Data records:
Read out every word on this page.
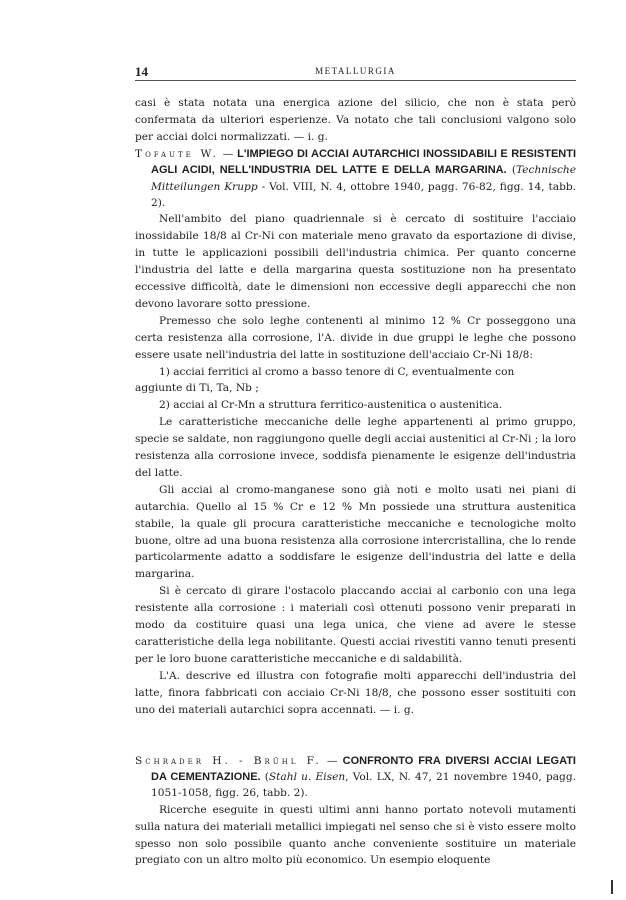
14	METALLURGIA

casi è stata notata una energica azione del silicio, che non è stata però confermata da ulteriori esperienze. Va notato che tali conclusioni valgono solo per acciai dolci normalizzati. — i. g.

Tofaute W. — L'IMPIEGO DI ACCIAI AUTARCHICI INOSSIDABILI E RESISTENTI AGLI ACIDI, NELL'INDUSTRIA DEL LATTE E DELLA MARGARINA. (Technische Mitteilungen Krupp - Vol. VIII, N. 4, ottobre 1940, pagg. 76-82, figg. 14, tabb. 2).

Nell'ambito del piano quadriennale si è cercato di sostituire l'acciaio inossidabile 18/8 al Cr-Ni con materiale meno gravato da esportazione di divise, in tutte le applicazioni possibili dell'industria chimica. Per quanto concerne l'industria del latte e della margarina questa sostituzione non ha presentato eccessive difficoltà, date le dimensioni non eccessive degli apparecchi che non devono lavorare sotto pressione.

Premesso che solo leghe contenenti al minimo 12 % Cr posseggono una certa resistenza alla corrosione, l'A. divide in due gruppi le leghe che possono essere usate nell'industria del latte in sostituzione dell'acciaio Cr-Ni 18/8:

1) acciai ferritici al cromo a basso tenore di C, eventualmente con

aggiunte di Ti, Ta, Nb ;

2) acciai al Cr-Mn a struttura ferritico-austenitica o austenitica.

Le caratteristiche meccaniche delle leghe appartenenti al primo gruppo, specie se saldate, non raggiungono quelle degli acciai austenitici al Cr-Ni ; la loro resistenza alla corrosione invece, soddisfa pienamente le esigenze dell'industria del latte.

Gli acciai al cromo-manganese sono già noti e molto usati nei piani di autarchia. Quello al 15 % Cr e 12 % Mn possiede una struttura austenitica stabile, la quale gli procura caratteristiche meccaniche e tecnologiche molto buone, oltre ad una buona resistenza alla corrosione intercristallina, che lo rende particolarmente adatto a soddisfare le esigenze dell'industria del latte e della margarina.

Si è cercato di girare l'ostacolo placcando acciai al carbonio con una lega resistente alla corrosione : i materiali così ottenuti possono venir preparati in modo da costituire quasi una lega unica, che viene ad avere le stesse caratteristiche della lega nobilitante. Questi acciai rivestiti vanno tenuti presenti per le loro buone caratteristiche meccaniche e di saldabilità.

L'A. descrive ed illustra con fotografie molti apparecchi dell'industria del latte, finora fabbricati con acciaio Cr-Ni 18/8, che possono esser sostituiti con uno dei materiali autarchici sopra accennati. — i. g.

Schrader H. - Brühl F. — CONFRONTO FRA DIVERSI ACCIAI LEGATI DA CEMENTAZIONE. (Stahl u. Eisen, Vol. LX, N. 47, 21 novembre 1940, pagg. 1051-1058, figg. 26, tabb. 2).

Ricerche eseguite in questi ultimi anni hanno portato notevoli mutamenti sulla natura dei materiali metallici impiegati nel senso che si è visto essere molto spesso non solo possibile quanto anche conveniente sostituire un materiale pregiato con un altro molto più economico. Un esempio eloquente
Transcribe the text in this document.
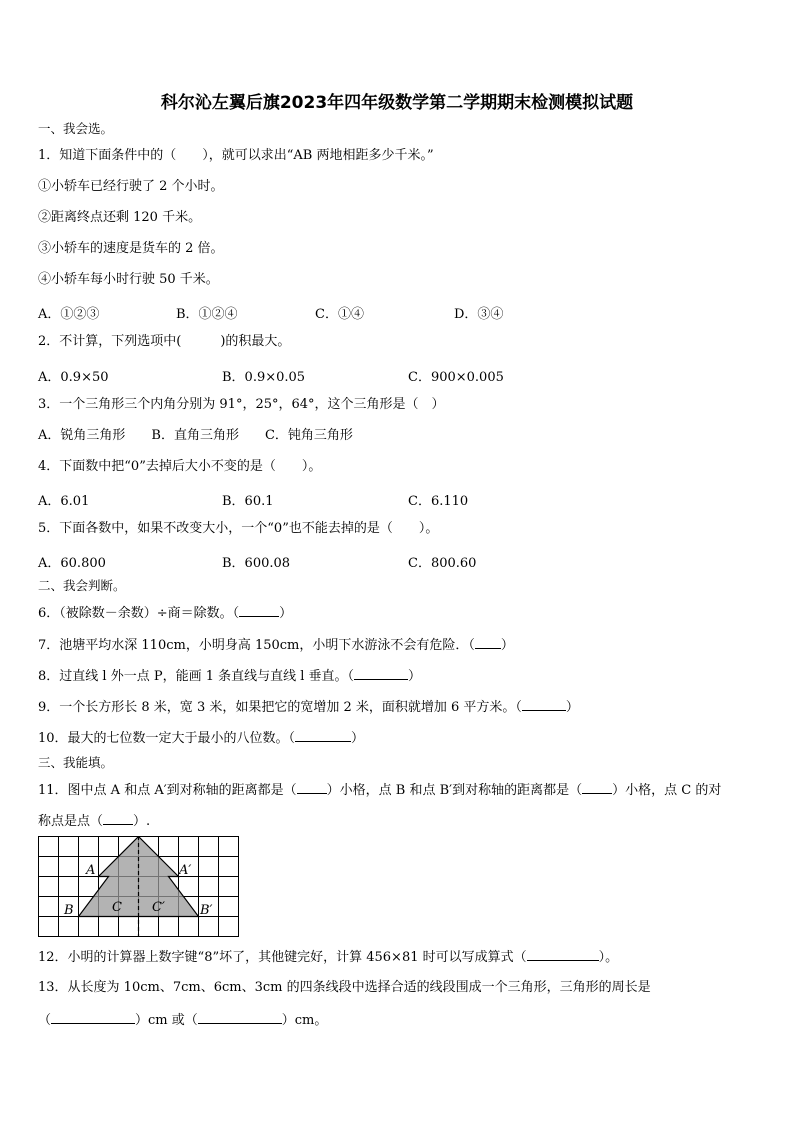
科尔沁左翼后旗2023年四年级数学第二学期期末检测模拟试题
一、我会选。
1．知道下面条件中的（　　），就可以求出“AB 两地相距多少千米。”
①小轿车已经行驶了 2 个小时。
②距离终点还剩 120 千米。
③小轿车的速度是货车的 2 倍。
④小轿车每小时行驶 50 千米。
A．①②③	B．①②④	C．①④	D．③④
2．不计算，下列选项中(　　　)的积最大。
A．0.9×50	B．0.9×0.05	C．900×0.005
3．一个三角形三个内角分别为 91°，25°，64°，这个三角形是（　）
A．锐角三角形　　B．直角三角形　　C．钝角三角形
4．下面数中把“0”去掉后大小不变的是（　　）。
A．6.01	B．60.1	C．6.110
5．下面各数中，如果不改变大小，一个“0”也不能去掉的是（　　）。
A．60.800	B．600.08	C．800.60
二、我会判断。
6．（被除数－余数）÷商＝除数。（	）
7．池塘平均水深 110cm，小明身高 150cm，小明下水游泳不会有危险．（ ）
8．过直线 l 外一点 P，能画 1 条直线与直线 l 垂直。（	）
9．一个长方形长 8 米，宽 3 米，如果把它的宽增加 2 米，面积就增加 6 平方米。（	）
10．最大的七位数一定大于最小的八位数。（	）
三、我能填。
11．图中点 A 和点 A′到对称轴的距离都是（ ）小格，点 B 和点 B′到对称轴的距离都是（ ）小格，点 C 的对
称点是点（ ）.
A	A′
B	B′
C C′
12．小明的计算器上数字键“8”坏了，其他键完好，计算 456×81 时可以写成算式（	）。
13．从长度为 10cm、7cm、6cm、3cm 的四条线段中选择合适的线段围成一个三角形，三角形的周长是
（	）cm 或（	）cm。
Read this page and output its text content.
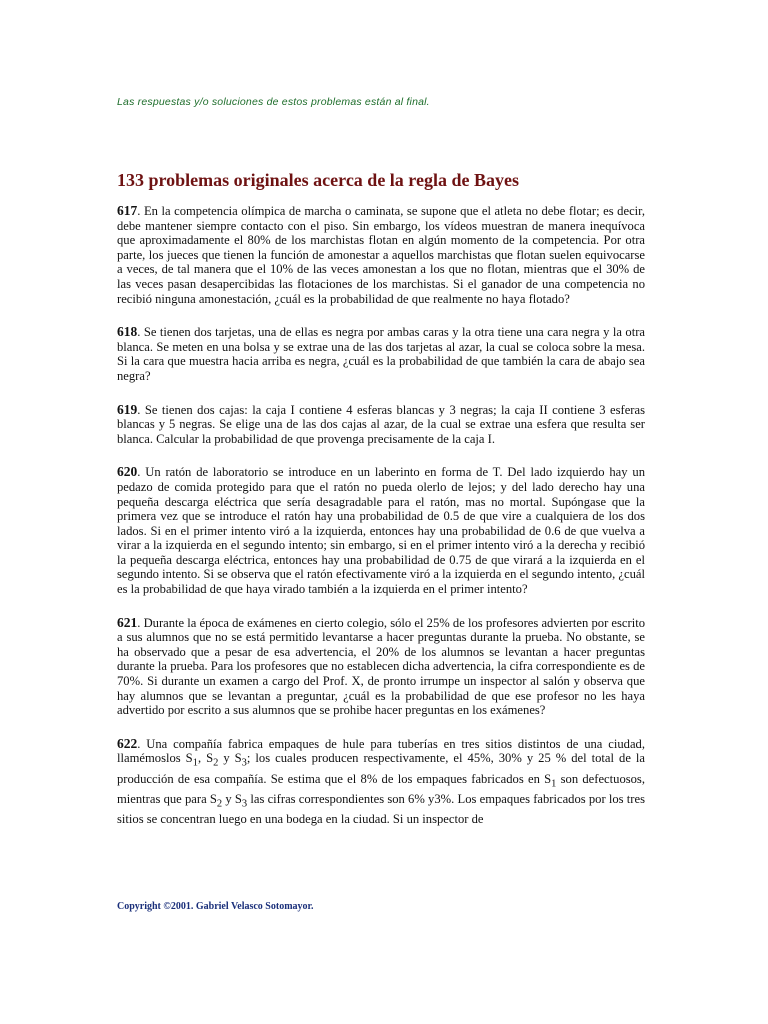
Las respuestas y/o soluciones de estos problemas están al final.
133 problemas originales acerca de la regla de Bayes

617. En la competencia olímpica de marcha o caminata, se supone que el atleta no debe flotar; es decir, debe mantener siempre contacto con el piso. Sin embargo, los vídeos muestran de manera inequívoca que aproximadamente el 80% de los marchistas flotan en algún momento de la competencia. Por otra parte, los jueces que tienen la función de amonestar a aquellos marchistas que flotan suelen equivocarse a veces, de tal manera que el 10% de las veces amonestan a los que no flotan, mientras que el 30% de las veces pasan desapercibidas las flotaciones de los marchistas. Si el ganador de una competencia no recibió ninguna amonestación, ¿cuál es la probabilidad de que realmente no haya flotado?

618. Se tienen dos tarjetas, una de ellas es negra por ambas caras y la otra tiene una cara negra y la otra blanca. Se meten en una bolsa y se extrae una de las dos tarjetas al azar, la cual se coloca sobre la mesa. Si la cara que muestra hacia arriba es negra, ¿cuál es la probabilidad de que también la cara de abajo sea negra?

619. Se tienen dos cajas: la caja I contiene 4 esferas blancas y 3 negras; la caja II contiene 3 esferas blancas y 5 negras. Se elige una de las dos cajas al azar, de la cual se extrae una esfera que resulta ser blanca. Calcular la probabilidad de que provenga precisamente de la caja I.

620. Un ratón de laboratorio se introduce en un laberinto en forma de T. Del lado izquierdo hay un pedazo de comida protegido para que el ratón no pueda olerlo de lejos; y del lado derecho hay una pequeña descarga eléctrica que sería desagradable para el ratón, mas no mortal. Supóngase que la primera vez que se introduce el ratón hay una probabilidad de 0.5 de que vire a cualquiera de los dos lados. Si en el primer intento viró a la izquierda, entonces hay una probabilidad de 0.6 de que vuelva a virar a la izquierda en el segundo intento; sin embargo, si en el primer intento viró a la derecha y recibió la pequeña descarga eléctrica, entonces hay una probabilidad de 0.75 de que virará a la izquierda en el segundo intento. Si se observa que el ratón efectivamente viró a la izquierda en el segundo intento, ¿cuál es la probabilidad de que haya virado también a la izquierda en el primer intento?

621. Durante la época de exámenes en cierto colegio, sólo el 25% de los profesores advierten por escrito a sus alumnos que no se está permitido levantarse a hacer preguntas durante la prueba. No obstante, se ha observado que a pesar de esa advertencia, el 20% de los alumnos se levantan a hacer preguntas durante la prueba. Para los profesores que no establecen dicha advertencia, la cifra correspondiente es de 70%. Si durante un examen a cargo del Prof. X, de pronto irrumpe un inspector al salón y observa que hay alumnos que se levantan a preguntar, ¿cuál es la probabilidad de que ese profesor no les haya advertido por escrito a sus alumnos que se prohibe hacer preguntas en los exámenes?

622. Una compañía fabrica empaques de hule para tuberías en tres sitios distintos de una ciudad, llamémoslos $S_1$, $S_2$ y $S_3$; los cuales producen respectivamente, el 45%, 30% y 25 % del total de la producción de esa compañía. Se estima que el 8% de los empaques fabricados en $S_1$ son defectuosos, mientras que para $S_2$ y $S_3$ las cifras correspondientes son 6% y3%. Los empaques fabricados por los tres sitios se concentran luego en una bodega en la ciudad. Si un inspector de

Copyright ©2001. Gabriel Velasco Sotomayor.
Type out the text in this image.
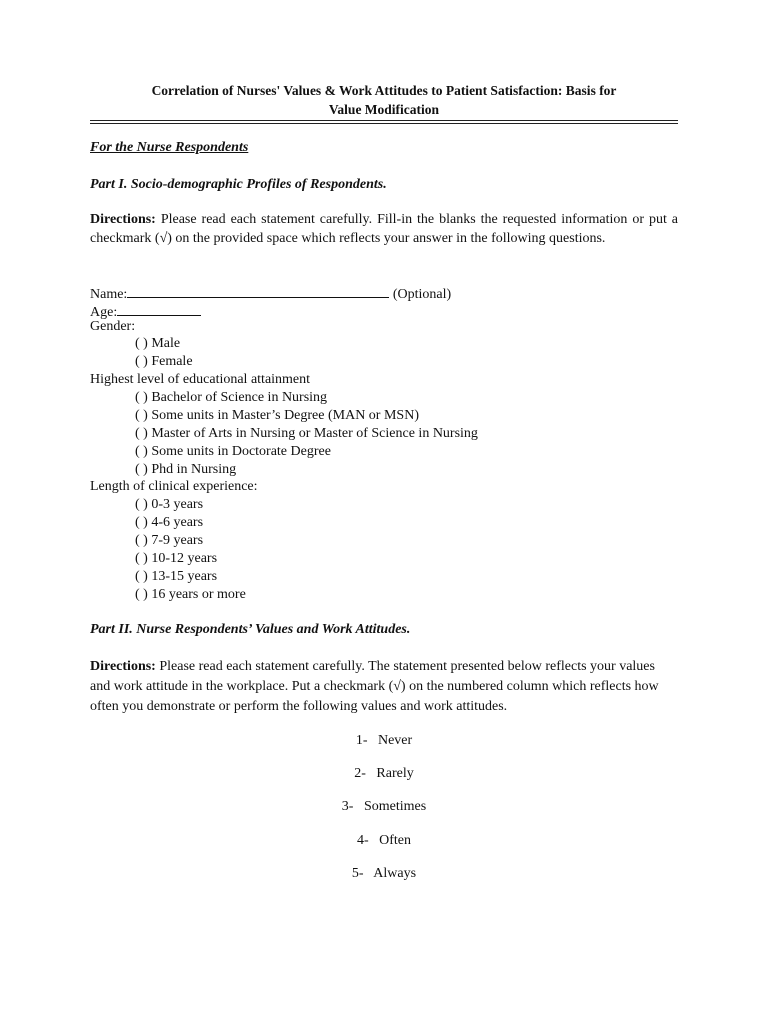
Correlation of Nurses' Values & Work Attitudes to Patient Satisfaction: Basis for
Value Modification
For the Nurse Respondents
Part I. Socio-demographic Profiles of Respondents.
Directions: Please read each statement carefully. Fill-in the blanks the requested information or put a checkmark (√) on the provided space which reflects your answer in the following questions.
Name:	(Optional)
Age:
Gender:
( ) Male
( ) Female
Highest level of educational attainment
( ) Bachelor of Science in Nursing
( ) Some units in Master’s Degree (MAN or MSN)
( ) Master of Arts in Nursing or Master of Science in Nursing
( ) Some units in Doctorate Degree
( ) Phd in Nursing
Length of clinical experience:
( ) 0-3 years
( ) 4-6 years
( ) 7-9 years
( ) 10-12 years
( ) 13-15 years
( ) 16 years or more
Part II. Nurse Respondents’ Values and Work Attitudes.
Directions: Please read each statement carefully. The statement presented below reflects your values and work attitude in the workplace. Put a checkmark (√) on the numbered column which reflects how often you demonstrate or perform the following values and work attitudes.
1-   Never
2-   Rarely
3-   Sometimes
4-   Often
5-   Always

The request >> Pick each line holding the word "quanto" out of the listing.

The solution >>
Nell'ambito del piano quadriennale si è cercato di sostituire l'acciaio inossidabile 18/8 al Cr-Ni con materiale meno gravato da esportazione di divise, in tutte le applicazioni possibili dell'industria chimica. Per quanto concerne l'industria del latte e della margarina questa sostituzione non ha presentato eccessive difficoltà, date le dimensioni non eccessive degli apparecchi che non devono lavorare sotto pressione.
Ricerche eseguite in questi ultimi anni hanno portato notevoli mutamenti sulla natura dei materiali metallici impiegati nel senso che si è visto essere molto spesso non solo possibile quanto anche conveniente sostituire un materiale pregiato con un altro molto più economico. Un esempio eloquente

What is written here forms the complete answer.